• [Exercise directions] Retype the data that follows line by line, exactly, and leave its pictures out.

• [Given records]
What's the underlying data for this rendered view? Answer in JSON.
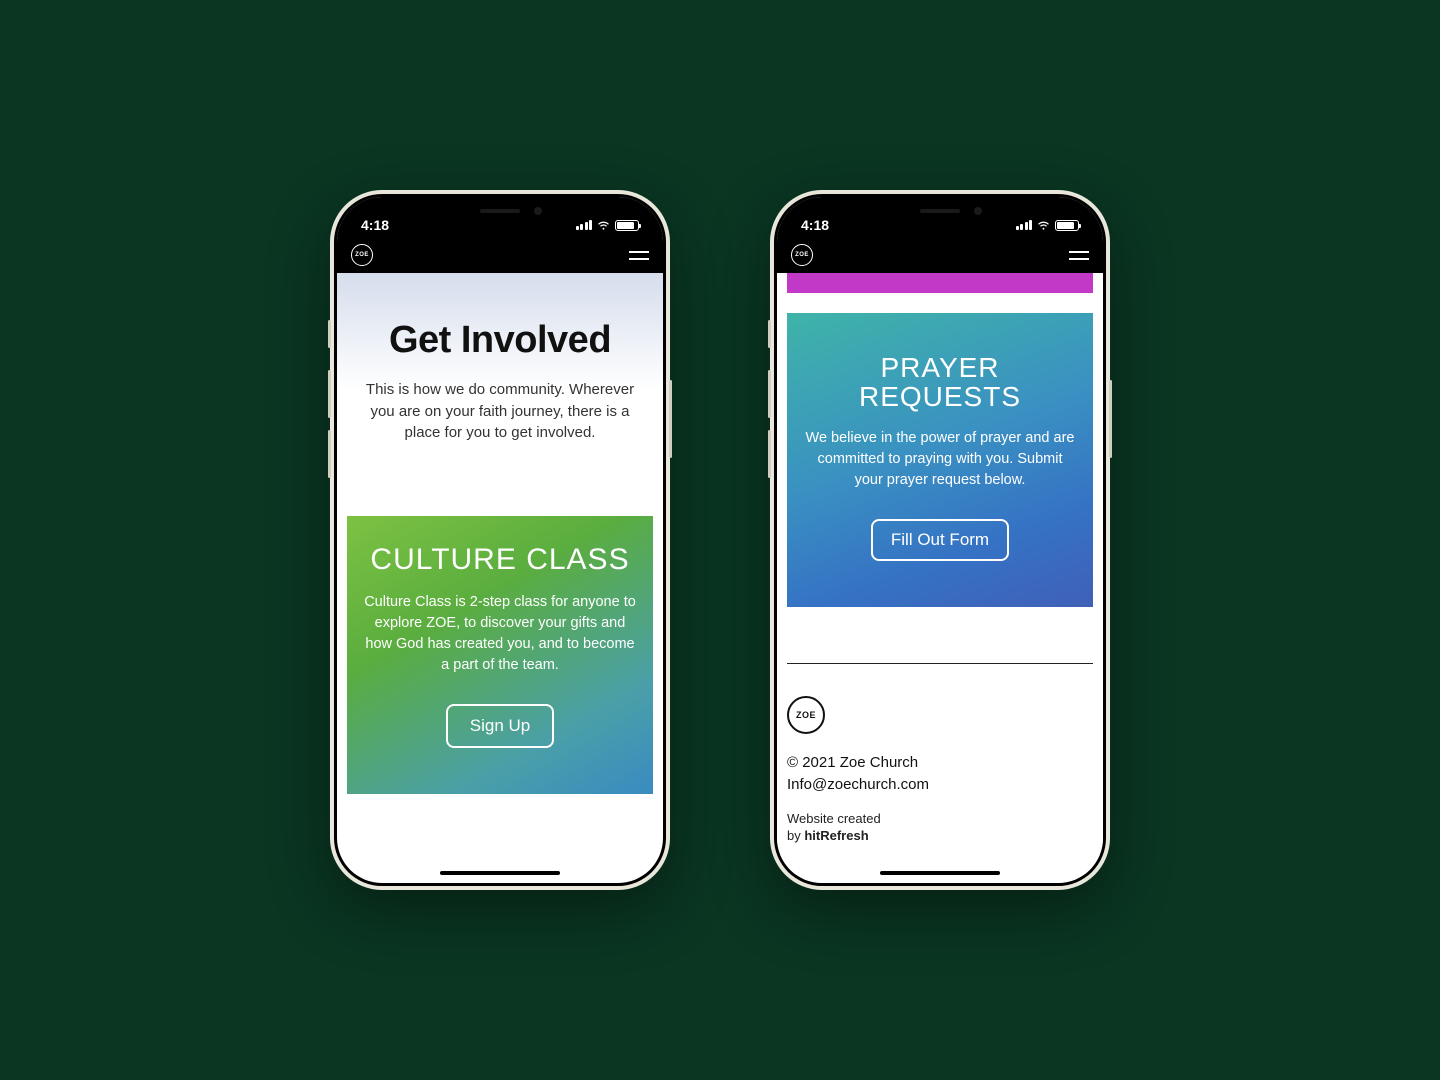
{
  "statusbar": {
    "time": "4:18"
  },
  "header": {
    "logo_text": "ZOE"
  },
  "phone1": {
    "hero": {
      "title": "Get Involved",
      "description": "This is how we do community. Wherever you are on your faith journey, there is a place for you to get involved."
    },
    "card": {
      "title": "CULTURE CLASS",
      "description": "Culture Class is 2-step class for anyone to explore ZOE, to discover your gifts and how God has created you, and to become a part of the team.",
      "button": "Sign Up"
    }
  },
  "phone2": {
    "card": {
      "title": "PRAYER REQUESTS",
      "description": "We believe in the power of prayer and are committed to praying with you. Submit your prayer request below.",
      "button": "Fill Out Form"
    },
    "footer": {
      "logo_text": "ZOE",
      "copyright": "© 2021 Zoe Church",
      "email": "Info@zoechurch.com",
      "credit_line1": "Website created",
      "credit_line2_prefix": "by ",
      "credit_line2_bold": "hitRefresh"
    }
  }
}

• [Written answer]
What's the underlying data for this rendered view? Answer in JSON.
{
  "statusbar": {
    "time": "4:18"
  },
  "header": {
    "logo_text": "ZOE"
  },
  "phone1": {
    "hero": {
      "title": "Get Involved",
      "description": "This is how we do community. Wherever you are on your faith journey, there is a place for you to get involved."
    },
    "card": {
      "title": "CULTURE CLASS",
      "description": "Culture Class is 2-step class for anyone to explore ZOE, to discover your gifts and how God has created you, and to become a part of the team.",
      "button": "Sign Up"
    }
  },
  "phone2": {
    "card": {
      "title": "PRAYER REQUESTS",
      "description": "We believe in the power of prayer and are committed to praying with you. Submit your prayer request below.",
      "button": "Fill Out Form"
    },
    "footer": {
      "logo_text": "ZOE",
      "copyright": "© 2021 Zoe Church",
      "email": "Info@zoechurch.com",
      "credit_line1": "Website created",
      "credit_line2_prefix": "by ",
      "credit_line2_bold": "hitRefresh"
    }
  }
}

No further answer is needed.